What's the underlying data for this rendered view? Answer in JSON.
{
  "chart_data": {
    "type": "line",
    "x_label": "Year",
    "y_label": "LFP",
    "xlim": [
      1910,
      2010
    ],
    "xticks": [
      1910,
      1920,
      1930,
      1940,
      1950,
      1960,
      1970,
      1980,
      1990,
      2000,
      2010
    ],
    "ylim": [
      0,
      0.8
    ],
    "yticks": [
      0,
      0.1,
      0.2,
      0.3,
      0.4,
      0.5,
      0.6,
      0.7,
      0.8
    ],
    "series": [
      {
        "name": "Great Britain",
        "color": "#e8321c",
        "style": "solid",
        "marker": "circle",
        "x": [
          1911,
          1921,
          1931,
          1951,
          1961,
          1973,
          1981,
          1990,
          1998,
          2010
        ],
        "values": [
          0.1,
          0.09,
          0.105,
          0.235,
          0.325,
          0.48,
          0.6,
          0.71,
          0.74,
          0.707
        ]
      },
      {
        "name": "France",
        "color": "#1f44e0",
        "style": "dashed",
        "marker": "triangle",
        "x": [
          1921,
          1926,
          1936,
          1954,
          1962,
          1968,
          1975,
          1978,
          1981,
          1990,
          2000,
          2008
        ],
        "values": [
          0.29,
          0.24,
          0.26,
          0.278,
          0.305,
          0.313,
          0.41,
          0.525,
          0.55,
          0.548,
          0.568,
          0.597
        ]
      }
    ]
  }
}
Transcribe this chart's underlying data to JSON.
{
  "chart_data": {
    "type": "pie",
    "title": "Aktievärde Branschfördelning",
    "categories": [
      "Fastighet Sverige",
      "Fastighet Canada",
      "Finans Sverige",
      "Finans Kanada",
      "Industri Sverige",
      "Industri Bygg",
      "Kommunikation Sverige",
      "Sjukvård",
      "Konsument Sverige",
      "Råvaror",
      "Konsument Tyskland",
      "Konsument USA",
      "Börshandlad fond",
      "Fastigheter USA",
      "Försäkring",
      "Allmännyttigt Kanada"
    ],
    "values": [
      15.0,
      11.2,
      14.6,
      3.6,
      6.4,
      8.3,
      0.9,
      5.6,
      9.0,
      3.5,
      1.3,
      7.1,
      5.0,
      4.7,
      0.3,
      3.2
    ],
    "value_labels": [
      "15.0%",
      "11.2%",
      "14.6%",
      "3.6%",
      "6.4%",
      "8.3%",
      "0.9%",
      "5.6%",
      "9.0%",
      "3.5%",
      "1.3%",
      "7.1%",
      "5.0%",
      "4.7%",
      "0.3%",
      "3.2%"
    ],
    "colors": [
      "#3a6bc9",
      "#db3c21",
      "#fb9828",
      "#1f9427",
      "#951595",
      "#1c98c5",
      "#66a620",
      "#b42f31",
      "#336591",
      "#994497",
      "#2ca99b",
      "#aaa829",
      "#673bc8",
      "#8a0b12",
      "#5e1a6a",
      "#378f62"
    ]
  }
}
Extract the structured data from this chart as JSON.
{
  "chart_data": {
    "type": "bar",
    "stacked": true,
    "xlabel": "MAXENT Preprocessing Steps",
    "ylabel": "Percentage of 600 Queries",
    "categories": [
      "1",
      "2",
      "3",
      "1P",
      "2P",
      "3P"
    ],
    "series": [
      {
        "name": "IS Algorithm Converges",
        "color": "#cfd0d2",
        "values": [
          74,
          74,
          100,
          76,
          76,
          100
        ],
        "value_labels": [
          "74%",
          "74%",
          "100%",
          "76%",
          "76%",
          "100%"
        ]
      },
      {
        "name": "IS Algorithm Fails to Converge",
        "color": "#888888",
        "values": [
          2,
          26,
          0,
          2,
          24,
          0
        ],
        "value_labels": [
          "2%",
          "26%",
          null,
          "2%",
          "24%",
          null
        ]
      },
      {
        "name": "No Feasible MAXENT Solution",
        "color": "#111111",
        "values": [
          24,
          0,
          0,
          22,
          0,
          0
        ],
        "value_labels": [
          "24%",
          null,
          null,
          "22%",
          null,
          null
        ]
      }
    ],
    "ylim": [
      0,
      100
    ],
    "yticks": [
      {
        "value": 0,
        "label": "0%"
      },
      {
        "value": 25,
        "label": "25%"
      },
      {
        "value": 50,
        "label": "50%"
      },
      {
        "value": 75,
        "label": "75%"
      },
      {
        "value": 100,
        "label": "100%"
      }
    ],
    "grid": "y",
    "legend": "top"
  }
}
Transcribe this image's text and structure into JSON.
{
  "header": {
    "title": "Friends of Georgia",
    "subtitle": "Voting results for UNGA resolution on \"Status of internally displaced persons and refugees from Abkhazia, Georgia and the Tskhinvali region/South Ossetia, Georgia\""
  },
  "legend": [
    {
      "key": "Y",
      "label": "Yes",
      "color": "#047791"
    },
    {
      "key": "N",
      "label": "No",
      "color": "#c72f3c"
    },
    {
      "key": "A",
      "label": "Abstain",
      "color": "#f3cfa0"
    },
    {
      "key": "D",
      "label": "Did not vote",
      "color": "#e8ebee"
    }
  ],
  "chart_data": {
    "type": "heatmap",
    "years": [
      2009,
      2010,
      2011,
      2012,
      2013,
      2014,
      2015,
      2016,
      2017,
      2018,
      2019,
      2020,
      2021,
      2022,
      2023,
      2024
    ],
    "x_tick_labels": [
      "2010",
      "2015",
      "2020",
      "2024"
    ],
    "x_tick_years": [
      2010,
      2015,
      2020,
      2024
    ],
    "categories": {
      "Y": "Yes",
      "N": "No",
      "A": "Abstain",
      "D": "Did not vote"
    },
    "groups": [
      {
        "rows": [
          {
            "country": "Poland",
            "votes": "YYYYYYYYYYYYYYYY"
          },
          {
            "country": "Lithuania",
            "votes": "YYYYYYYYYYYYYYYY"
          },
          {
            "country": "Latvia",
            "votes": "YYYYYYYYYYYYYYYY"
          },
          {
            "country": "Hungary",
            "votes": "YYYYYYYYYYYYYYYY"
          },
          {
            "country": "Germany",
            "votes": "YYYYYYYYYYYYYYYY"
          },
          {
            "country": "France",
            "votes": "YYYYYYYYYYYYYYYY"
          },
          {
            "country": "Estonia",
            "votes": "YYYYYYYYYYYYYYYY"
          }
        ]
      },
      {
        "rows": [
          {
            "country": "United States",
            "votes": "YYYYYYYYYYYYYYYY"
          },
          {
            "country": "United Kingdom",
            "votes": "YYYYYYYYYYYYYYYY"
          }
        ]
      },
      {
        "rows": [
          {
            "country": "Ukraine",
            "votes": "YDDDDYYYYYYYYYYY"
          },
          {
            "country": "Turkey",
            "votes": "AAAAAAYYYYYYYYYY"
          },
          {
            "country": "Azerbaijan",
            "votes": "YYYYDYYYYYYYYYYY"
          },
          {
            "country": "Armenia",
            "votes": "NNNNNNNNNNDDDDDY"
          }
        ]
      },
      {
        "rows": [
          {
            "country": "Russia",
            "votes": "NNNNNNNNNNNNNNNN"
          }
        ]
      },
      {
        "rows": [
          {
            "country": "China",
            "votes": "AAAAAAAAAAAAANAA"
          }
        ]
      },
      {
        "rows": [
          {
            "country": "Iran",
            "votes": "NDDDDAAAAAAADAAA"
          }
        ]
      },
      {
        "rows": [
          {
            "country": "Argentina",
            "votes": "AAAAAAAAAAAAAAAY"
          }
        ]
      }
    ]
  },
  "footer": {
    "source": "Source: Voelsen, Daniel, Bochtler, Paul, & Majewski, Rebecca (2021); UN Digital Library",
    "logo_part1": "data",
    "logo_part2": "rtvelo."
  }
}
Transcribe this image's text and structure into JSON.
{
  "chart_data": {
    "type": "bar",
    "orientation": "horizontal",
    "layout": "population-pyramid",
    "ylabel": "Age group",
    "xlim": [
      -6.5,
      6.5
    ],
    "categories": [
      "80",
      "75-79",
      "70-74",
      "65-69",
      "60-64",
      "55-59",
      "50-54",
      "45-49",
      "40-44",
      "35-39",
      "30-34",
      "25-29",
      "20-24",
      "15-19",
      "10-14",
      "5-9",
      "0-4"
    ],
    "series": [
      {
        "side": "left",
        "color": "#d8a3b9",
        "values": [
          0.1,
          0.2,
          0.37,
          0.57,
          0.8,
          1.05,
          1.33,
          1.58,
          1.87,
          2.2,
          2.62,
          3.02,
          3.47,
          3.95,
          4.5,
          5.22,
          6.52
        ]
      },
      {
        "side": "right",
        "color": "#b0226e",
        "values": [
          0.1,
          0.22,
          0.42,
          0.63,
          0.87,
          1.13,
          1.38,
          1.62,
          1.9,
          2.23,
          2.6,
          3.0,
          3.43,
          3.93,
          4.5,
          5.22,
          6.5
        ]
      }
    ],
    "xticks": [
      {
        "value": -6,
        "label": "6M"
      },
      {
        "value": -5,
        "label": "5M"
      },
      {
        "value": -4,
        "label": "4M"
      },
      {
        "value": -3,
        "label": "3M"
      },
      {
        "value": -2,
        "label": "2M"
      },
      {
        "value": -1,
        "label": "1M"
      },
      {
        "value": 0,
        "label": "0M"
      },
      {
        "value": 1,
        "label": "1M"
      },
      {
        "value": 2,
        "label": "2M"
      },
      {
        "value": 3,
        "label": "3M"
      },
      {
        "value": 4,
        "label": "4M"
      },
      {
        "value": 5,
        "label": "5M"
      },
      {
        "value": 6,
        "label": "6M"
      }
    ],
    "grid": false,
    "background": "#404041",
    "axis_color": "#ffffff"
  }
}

------------------------------------------------------------------------

» **INSTRUCTIONS FOR THE TASK**
Point out every line holding the string "Georgia" and copy it.

» **WRITTEN REPLY**
    "title": "Friends of Georgia",
    "subtitle": "Voting results for UNGA resolution on \"Status of internally displaced persons and refugees from Abkhazia, Georgia and the Tskhinvali region/South Ossetia, Georgia\""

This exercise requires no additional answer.